#### Task instructions
Lines that include the word "been" are the ones to copy.

Data entries:

--- begin ---

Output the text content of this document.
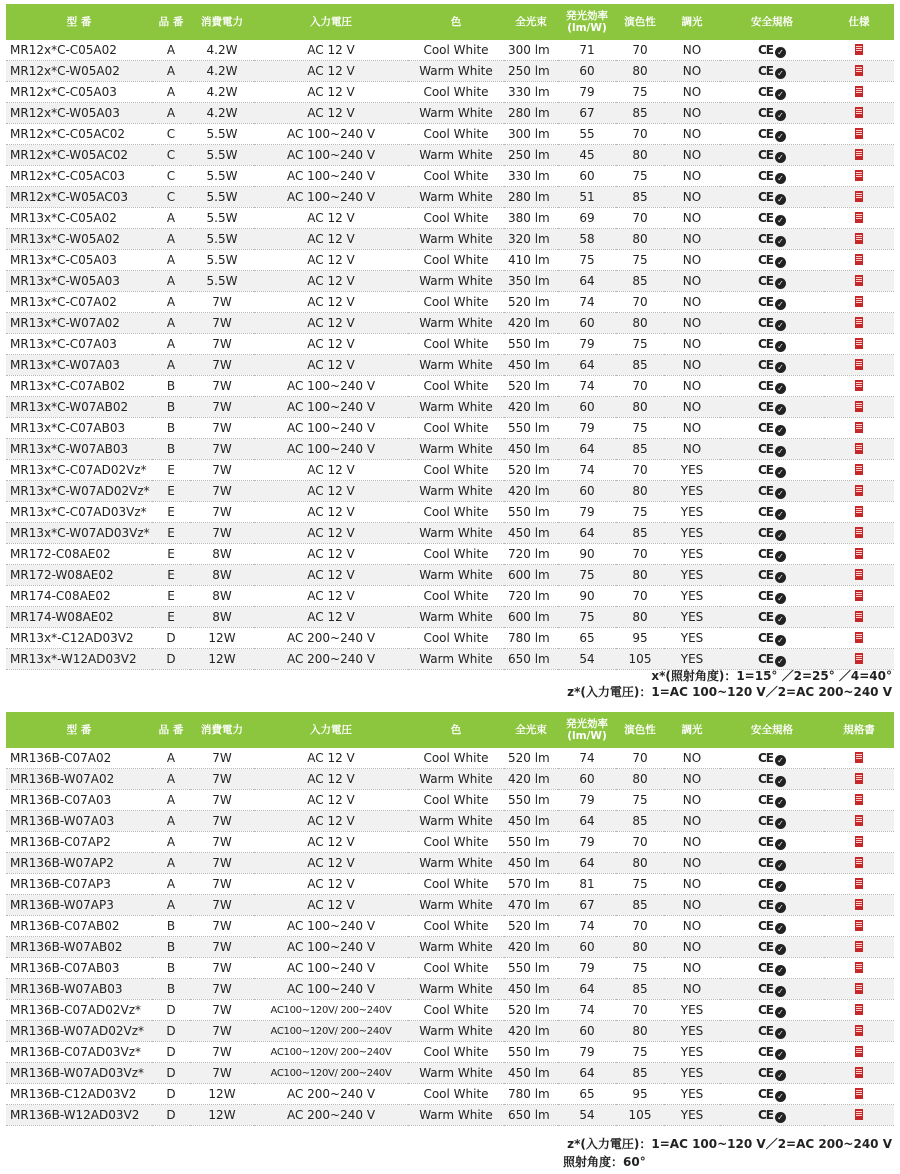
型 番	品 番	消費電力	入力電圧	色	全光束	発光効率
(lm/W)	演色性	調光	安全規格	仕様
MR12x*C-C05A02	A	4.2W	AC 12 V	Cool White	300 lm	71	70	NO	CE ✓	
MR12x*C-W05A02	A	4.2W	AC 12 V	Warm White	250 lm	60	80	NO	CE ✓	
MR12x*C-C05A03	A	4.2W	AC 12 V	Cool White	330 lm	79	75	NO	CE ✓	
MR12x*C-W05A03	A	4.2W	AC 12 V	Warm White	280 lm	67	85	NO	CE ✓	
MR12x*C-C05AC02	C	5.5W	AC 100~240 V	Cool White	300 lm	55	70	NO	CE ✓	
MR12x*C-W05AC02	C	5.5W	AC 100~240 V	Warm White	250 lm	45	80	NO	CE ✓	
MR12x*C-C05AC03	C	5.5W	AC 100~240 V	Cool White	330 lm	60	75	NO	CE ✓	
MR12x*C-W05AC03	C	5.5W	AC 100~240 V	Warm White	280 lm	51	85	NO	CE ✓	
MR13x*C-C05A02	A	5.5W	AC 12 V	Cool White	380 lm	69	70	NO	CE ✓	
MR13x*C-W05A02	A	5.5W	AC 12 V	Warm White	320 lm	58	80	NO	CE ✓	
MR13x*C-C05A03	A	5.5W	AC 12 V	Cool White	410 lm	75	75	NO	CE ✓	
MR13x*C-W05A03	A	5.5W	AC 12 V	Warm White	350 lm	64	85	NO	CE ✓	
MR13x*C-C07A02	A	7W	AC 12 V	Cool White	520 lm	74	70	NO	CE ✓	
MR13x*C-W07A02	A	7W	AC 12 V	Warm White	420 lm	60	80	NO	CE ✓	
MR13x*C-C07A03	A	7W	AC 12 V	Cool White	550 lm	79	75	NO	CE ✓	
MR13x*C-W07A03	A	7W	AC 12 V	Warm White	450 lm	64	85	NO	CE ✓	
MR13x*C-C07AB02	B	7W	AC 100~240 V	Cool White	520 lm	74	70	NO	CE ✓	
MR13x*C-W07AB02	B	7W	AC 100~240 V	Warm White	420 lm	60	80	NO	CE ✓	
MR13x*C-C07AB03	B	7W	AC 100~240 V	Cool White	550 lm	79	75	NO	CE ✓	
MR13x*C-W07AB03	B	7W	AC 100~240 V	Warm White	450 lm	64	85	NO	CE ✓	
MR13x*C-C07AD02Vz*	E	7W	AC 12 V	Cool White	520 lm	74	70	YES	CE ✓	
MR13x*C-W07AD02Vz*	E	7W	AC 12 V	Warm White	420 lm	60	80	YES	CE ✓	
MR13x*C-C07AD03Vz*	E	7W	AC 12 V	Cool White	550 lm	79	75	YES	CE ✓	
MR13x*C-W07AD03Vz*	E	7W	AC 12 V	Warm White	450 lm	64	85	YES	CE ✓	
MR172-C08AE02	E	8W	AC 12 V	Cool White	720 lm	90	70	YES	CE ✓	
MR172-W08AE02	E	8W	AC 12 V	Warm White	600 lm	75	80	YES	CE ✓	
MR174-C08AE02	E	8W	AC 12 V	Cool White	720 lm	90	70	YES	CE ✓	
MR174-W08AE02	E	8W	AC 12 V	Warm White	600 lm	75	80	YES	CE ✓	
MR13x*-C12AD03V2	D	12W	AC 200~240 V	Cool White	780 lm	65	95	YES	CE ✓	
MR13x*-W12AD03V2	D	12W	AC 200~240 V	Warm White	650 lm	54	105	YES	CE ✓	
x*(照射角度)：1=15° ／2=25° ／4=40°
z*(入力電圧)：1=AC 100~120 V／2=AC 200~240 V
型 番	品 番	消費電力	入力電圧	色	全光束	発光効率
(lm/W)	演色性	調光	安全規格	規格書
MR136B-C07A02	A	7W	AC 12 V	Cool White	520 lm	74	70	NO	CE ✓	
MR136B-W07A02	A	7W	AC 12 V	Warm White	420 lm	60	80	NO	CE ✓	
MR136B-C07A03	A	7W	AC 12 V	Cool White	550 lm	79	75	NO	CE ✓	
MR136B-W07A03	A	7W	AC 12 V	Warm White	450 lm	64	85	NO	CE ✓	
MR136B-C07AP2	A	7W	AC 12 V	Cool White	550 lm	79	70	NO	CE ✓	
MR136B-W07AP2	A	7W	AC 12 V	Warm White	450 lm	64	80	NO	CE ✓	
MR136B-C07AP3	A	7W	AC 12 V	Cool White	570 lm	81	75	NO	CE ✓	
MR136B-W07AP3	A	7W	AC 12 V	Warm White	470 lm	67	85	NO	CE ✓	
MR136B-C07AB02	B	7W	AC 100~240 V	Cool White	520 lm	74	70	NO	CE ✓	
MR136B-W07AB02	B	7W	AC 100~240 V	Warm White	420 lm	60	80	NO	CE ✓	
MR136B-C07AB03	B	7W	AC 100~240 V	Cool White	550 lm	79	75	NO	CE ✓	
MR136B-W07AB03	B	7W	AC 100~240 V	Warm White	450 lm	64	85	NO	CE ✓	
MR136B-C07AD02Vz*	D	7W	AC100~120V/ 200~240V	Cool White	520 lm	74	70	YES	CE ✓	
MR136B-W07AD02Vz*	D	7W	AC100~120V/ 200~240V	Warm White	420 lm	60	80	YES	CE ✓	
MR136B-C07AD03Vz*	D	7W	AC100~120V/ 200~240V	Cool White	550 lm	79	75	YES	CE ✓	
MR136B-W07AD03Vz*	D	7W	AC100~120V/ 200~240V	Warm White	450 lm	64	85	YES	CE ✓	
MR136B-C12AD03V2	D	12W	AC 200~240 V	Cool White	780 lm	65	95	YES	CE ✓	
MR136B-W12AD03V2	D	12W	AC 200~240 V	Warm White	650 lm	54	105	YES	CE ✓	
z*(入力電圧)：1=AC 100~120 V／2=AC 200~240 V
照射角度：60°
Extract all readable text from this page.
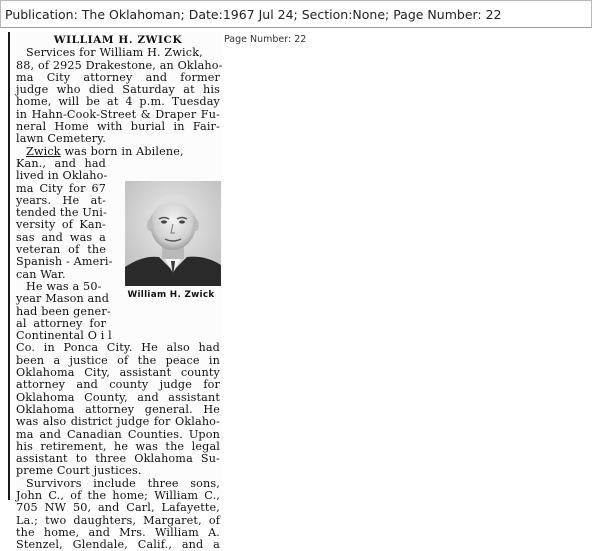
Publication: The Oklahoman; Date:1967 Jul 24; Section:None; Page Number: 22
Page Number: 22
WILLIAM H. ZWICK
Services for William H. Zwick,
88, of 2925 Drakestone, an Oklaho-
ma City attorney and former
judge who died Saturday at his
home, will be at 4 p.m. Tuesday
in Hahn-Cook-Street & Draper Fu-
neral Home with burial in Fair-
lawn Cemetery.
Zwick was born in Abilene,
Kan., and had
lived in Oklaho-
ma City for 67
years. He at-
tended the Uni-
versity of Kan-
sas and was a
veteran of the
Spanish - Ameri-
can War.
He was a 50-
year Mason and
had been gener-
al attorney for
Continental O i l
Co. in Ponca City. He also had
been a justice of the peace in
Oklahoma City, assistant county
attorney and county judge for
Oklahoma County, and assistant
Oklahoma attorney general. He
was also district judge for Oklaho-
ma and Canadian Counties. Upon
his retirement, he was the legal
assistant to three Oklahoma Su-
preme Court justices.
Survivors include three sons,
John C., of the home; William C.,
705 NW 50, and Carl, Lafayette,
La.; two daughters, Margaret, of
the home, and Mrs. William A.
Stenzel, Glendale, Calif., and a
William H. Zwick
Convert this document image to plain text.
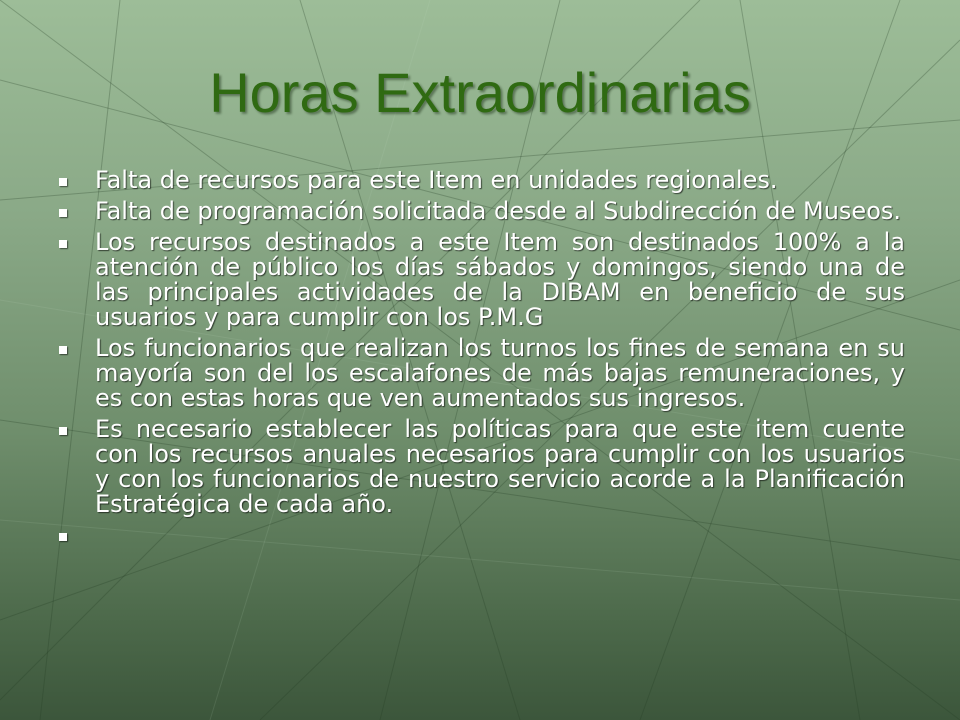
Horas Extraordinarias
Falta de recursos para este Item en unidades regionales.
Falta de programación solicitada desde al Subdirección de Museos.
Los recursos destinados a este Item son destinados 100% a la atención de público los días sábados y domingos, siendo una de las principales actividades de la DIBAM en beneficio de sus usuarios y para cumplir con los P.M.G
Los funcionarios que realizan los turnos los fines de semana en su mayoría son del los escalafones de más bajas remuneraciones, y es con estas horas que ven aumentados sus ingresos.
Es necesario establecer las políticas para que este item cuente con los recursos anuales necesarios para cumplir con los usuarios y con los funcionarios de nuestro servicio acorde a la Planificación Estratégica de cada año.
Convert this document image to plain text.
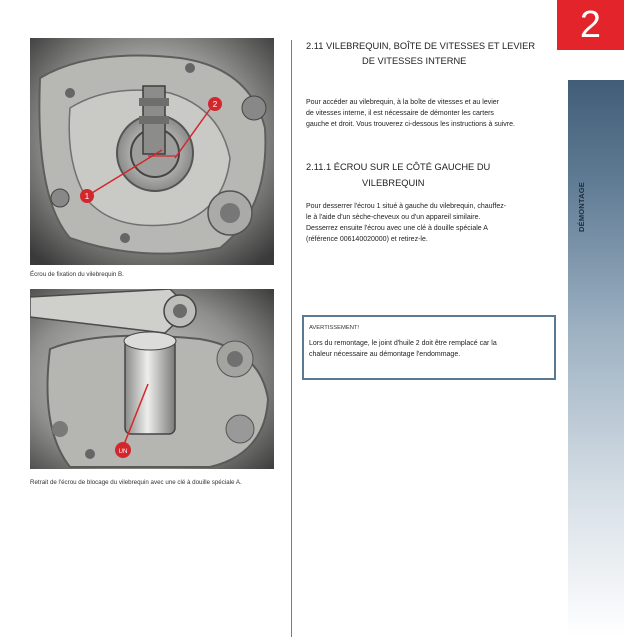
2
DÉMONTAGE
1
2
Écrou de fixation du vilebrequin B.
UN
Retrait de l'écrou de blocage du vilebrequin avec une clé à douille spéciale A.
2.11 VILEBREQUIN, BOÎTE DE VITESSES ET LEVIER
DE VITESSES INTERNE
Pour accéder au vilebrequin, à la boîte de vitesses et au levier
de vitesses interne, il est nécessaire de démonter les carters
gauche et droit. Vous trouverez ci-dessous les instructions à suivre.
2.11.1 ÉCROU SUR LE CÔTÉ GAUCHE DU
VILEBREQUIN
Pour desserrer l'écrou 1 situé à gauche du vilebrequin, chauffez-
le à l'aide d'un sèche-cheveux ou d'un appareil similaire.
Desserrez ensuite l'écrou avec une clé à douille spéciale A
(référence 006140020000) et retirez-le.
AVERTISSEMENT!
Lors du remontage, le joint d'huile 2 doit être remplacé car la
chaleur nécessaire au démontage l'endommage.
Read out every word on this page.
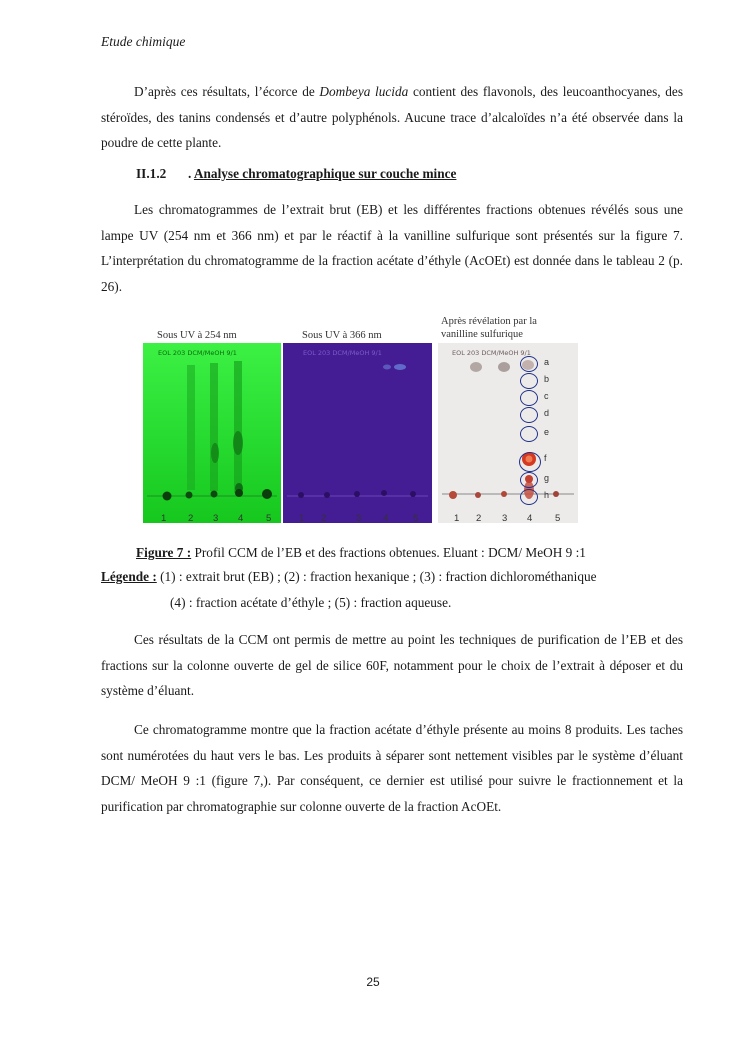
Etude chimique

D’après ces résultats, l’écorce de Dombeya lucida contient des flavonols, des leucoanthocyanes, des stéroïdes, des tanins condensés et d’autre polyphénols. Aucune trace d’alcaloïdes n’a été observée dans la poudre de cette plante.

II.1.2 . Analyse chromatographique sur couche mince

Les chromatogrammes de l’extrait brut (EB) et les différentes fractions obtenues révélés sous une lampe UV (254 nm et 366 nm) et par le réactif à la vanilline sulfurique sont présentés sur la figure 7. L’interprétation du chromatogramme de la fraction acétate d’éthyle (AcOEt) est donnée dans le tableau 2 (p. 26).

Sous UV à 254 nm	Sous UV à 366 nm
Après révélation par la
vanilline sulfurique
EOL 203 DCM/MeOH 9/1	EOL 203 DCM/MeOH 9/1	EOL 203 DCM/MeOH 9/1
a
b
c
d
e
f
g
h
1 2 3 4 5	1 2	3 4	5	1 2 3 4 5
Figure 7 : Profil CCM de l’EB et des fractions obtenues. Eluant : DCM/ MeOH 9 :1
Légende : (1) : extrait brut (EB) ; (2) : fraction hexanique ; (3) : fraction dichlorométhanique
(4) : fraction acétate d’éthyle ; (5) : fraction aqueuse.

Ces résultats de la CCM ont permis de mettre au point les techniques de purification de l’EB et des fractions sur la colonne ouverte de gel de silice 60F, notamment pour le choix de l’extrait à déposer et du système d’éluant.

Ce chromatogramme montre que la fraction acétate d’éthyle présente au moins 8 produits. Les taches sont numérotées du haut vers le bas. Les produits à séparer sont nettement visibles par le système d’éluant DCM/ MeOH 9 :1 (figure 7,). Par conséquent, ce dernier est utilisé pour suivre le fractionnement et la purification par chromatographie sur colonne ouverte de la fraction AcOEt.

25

--- end ---

#### Response below
had been gener-
been a justice of the peace in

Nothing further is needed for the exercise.